>>>>>

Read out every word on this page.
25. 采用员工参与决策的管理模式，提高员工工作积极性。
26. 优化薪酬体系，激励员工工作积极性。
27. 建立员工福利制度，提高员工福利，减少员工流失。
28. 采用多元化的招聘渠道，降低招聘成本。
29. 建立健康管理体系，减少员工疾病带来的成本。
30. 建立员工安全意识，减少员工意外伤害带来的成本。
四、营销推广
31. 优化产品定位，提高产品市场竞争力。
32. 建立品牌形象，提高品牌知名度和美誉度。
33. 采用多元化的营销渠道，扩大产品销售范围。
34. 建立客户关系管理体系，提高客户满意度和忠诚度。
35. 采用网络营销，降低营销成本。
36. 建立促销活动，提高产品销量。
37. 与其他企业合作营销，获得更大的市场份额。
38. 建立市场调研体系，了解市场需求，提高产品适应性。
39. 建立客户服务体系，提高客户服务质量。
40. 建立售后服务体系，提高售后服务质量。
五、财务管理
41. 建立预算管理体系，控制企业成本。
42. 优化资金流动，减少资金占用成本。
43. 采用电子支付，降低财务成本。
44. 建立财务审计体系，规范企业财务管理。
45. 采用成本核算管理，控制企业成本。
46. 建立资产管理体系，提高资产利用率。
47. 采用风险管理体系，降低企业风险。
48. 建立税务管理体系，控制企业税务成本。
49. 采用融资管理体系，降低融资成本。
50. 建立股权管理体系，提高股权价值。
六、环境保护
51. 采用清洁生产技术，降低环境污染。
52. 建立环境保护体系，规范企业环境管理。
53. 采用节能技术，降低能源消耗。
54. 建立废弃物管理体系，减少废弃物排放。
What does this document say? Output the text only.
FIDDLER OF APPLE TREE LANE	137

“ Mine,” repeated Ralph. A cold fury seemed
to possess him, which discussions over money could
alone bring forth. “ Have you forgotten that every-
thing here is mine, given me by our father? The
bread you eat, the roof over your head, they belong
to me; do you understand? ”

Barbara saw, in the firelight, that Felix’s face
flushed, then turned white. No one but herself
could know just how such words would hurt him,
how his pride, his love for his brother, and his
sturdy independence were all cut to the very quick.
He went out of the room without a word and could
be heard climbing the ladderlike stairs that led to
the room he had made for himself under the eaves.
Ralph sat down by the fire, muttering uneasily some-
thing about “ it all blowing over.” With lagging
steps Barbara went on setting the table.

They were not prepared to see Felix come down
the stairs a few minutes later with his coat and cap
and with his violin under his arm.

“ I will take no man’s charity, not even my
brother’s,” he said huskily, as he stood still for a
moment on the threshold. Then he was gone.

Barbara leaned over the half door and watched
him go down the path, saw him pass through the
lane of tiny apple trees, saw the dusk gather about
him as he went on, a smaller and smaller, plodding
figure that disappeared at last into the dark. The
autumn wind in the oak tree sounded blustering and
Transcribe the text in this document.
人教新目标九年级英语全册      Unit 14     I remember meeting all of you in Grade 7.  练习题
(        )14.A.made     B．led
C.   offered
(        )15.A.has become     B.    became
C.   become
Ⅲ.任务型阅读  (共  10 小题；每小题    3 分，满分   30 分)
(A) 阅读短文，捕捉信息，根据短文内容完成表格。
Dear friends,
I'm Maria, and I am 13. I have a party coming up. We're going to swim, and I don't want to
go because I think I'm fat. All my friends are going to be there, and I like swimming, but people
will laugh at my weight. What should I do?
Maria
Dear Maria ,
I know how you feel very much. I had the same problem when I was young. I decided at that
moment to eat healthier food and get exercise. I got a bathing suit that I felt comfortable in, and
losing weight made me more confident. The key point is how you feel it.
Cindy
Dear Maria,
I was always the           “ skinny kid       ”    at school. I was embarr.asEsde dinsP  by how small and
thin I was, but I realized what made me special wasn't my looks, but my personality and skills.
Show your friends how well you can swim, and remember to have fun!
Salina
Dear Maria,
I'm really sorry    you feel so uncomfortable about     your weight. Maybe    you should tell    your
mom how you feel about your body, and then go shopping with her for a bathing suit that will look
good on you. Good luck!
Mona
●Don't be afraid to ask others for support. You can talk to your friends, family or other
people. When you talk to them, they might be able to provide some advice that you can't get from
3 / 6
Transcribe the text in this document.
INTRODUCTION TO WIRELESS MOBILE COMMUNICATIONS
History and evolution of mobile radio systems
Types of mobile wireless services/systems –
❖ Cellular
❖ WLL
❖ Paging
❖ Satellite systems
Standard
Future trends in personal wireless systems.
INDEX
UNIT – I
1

<<<<<

**CHALLENGE**: In the entries above, identify every line with the word "Maria". Copy those lines.

**RESULT FOR THIS EXERCISE**:
I'm Maria, and I am 13. I have a party coming up. We're going to swim, and I don't want to
Maria
Dear Maria ,
Dear Maria,
Dear Maria,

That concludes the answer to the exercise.